BEGIN RECORDS SUPPLIED

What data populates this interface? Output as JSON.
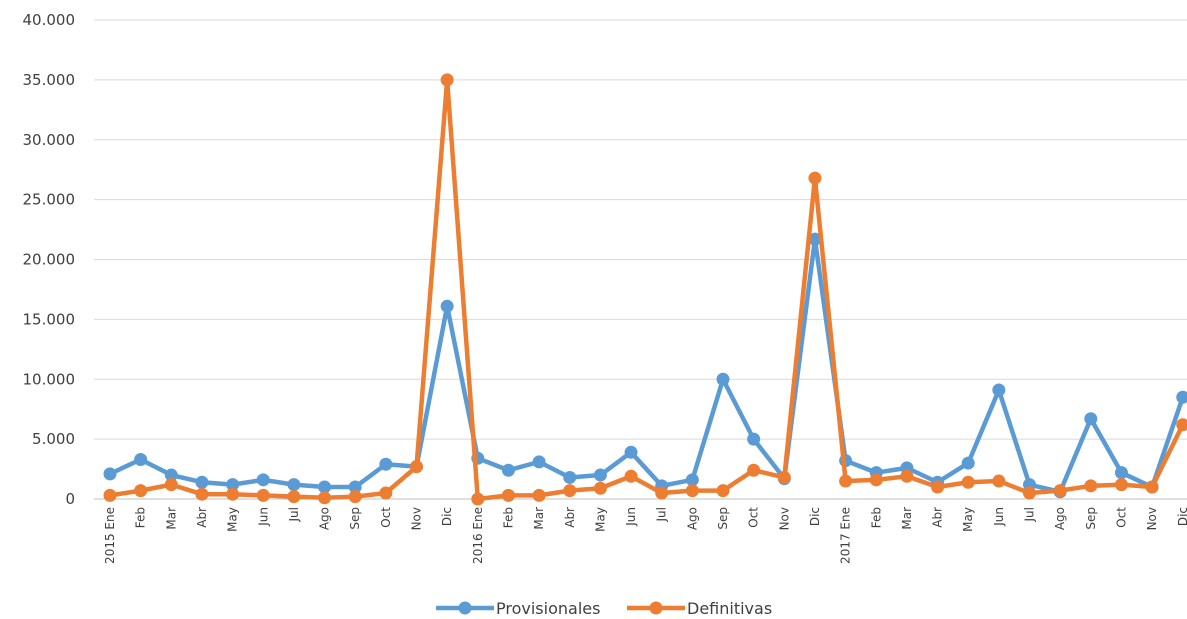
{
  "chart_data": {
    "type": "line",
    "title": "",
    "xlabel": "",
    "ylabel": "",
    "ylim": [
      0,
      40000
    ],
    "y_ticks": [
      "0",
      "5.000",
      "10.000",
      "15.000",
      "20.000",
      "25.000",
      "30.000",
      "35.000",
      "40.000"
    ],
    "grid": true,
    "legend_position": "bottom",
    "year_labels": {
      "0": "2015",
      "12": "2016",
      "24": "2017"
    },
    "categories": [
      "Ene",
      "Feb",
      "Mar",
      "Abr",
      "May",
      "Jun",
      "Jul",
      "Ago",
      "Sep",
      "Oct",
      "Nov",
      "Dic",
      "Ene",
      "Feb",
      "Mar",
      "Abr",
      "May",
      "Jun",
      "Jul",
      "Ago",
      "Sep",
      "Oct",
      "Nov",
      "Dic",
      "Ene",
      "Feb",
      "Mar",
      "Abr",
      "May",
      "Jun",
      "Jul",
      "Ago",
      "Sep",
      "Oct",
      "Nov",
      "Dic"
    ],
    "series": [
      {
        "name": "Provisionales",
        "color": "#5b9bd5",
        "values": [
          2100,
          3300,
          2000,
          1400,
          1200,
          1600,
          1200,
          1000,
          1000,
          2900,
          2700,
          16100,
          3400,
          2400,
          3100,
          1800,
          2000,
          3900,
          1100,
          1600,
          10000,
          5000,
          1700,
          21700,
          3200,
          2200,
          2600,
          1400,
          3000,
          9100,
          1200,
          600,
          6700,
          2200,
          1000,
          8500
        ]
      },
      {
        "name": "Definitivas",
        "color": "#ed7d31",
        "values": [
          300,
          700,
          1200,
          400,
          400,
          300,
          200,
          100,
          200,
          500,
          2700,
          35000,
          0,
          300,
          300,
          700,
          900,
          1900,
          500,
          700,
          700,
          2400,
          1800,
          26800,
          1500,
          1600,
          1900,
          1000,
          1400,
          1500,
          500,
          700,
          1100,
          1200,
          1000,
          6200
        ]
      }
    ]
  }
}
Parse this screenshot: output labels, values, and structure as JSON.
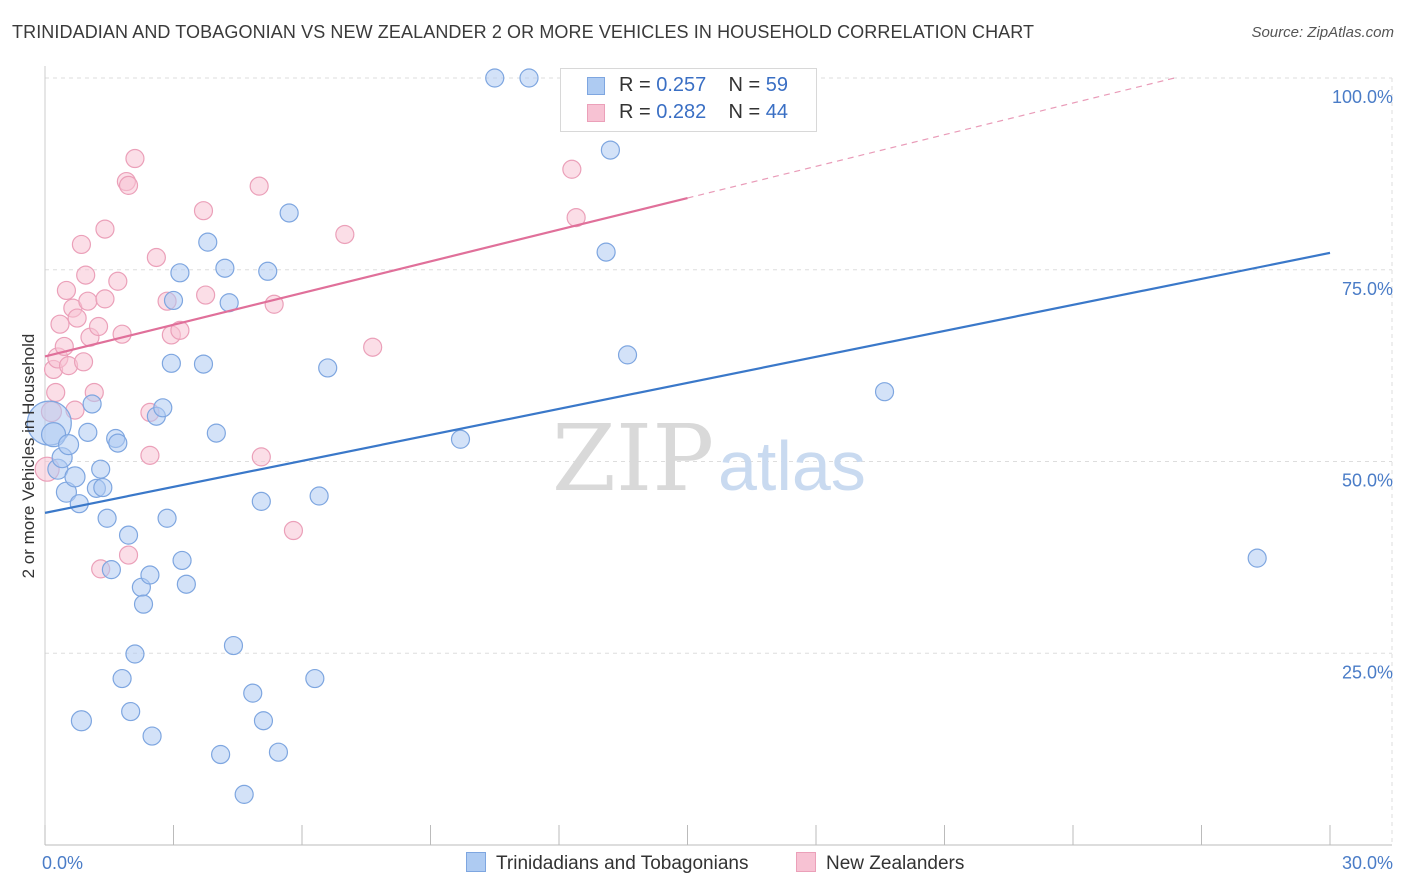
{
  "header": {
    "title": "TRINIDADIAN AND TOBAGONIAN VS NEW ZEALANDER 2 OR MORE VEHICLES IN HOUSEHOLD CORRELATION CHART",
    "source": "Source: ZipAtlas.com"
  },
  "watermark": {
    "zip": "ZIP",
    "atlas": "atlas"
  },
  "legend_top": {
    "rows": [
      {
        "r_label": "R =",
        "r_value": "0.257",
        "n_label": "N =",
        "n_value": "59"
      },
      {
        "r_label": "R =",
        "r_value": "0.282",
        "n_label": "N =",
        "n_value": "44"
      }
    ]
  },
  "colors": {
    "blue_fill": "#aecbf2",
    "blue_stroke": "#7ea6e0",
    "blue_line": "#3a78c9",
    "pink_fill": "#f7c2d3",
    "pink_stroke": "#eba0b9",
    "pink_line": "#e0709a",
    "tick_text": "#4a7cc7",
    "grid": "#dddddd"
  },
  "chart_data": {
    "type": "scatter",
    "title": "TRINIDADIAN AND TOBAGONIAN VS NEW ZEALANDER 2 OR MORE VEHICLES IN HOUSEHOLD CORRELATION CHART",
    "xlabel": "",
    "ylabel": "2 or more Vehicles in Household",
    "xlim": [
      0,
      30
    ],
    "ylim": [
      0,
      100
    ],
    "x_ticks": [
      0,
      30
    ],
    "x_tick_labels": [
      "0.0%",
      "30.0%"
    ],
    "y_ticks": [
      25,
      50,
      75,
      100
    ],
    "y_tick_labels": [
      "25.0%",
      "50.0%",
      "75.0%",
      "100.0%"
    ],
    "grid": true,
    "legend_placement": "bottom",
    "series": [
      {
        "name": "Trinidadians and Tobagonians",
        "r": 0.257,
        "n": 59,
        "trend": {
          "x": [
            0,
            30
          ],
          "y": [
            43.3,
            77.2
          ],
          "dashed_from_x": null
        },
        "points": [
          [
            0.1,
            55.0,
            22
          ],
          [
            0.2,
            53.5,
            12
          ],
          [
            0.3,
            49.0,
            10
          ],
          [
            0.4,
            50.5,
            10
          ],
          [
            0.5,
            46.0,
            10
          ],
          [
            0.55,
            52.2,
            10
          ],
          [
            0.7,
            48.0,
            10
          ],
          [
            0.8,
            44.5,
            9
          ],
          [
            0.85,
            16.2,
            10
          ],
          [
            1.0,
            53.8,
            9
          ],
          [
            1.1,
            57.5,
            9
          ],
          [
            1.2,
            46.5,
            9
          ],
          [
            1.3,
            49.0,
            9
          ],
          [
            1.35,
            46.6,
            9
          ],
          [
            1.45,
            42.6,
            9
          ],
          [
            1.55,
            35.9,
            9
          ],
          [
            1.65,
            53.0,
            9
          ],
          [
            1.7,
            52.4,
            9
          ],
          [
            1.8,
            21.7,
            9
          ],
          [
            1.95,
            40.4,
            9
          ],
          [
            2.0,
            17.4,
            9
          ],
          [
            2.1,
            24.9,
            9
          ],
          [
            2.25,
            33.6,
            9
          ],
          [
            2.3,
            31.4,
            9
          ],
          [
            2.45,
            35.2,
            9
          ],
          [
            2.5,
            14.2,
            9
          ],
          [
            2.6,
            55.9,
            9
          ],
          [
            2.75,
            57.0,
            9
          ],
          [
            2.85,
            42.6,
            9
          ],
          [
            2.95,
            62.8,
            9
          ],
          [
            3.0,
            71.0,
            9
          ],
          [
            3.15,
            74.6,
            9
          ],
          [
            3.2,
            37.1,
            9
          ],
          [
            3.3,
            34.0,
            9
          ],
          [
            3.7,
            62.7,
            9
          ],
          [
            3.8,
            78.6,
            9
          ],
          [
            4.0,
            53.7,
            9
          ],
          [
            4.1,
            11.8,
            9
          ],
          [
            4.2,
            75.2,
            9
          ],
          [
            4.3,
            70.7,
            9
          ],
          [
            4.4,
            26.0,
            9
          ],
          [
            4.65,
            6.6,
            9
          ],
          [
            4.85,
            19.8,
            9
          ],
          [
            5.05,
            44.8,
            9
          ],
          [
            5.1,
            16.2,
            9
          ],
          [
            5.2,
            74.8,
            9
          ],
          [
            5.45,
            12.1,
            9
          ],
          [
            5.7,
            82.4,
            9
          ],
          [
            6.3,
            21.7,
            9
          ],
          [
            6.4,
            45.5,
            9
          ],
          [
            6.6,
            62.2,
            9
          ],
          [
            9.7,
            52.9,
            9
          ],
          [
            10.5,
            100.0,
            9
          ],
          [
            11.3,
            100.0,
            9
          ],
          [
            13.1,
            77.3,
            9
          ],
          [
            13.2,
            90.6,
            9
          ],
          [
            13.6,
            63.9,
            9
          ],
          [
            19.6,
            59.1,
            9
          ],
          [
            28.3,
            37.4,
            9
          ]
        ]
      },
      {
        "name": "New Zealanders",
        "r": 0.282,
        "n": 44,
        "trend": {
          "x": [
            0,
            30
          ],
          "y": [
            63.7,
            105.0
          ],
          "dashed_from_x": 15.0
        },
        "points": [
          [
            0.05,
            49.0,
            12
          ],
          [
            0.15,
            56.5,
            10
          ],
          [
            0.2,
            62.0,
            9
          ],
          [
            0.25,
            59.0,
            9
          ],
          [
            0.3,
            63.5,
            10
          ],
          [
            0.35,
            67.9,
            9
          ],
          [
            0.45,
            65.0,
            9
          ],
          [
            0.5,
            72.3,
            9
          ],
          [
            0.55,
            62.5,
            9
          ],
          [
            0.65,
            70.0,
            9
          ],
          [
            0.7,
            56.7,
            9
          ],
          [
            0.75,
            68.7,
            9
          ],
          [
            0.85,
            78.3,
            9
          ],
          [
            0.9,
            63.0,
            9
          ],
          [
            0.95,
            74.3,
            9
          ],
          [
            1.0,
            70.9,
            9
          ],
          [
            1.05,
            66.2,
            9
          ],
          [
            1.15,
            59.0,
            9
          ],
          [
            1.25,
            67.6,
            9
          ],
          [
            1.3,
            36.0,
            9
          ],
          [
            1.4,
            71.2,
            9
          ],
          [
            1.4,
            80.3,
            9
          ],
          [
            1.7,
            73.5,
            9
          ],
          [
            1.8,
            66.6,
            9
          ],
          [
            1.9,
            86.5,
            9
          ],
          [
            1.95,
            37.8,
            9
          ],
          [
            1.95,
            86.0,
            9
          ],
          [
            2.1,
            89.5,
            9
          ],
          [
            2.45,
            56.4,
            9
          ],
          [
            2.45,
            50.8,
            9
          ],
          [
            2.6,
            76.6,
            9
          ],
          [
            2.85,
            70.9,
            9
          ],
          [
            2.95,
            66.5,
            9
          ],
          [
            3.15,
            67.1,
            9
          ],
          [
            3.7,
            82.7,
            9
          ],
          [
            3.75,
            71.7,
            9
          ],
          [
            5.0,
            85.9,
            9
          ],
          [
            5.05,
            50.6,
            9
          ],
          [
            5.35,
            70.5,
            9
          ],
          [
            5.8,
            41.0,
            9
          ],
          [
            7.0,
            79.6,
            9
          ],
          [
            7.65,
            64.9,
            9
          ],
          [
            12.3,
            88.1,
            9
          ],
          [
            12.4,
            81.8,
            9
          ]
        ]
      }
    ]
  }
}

END RECORDS SUPPLIED

Please list every line of the records that contains "bottom".

    "legend_position": "bottom",
    "legend_placement": "bottom",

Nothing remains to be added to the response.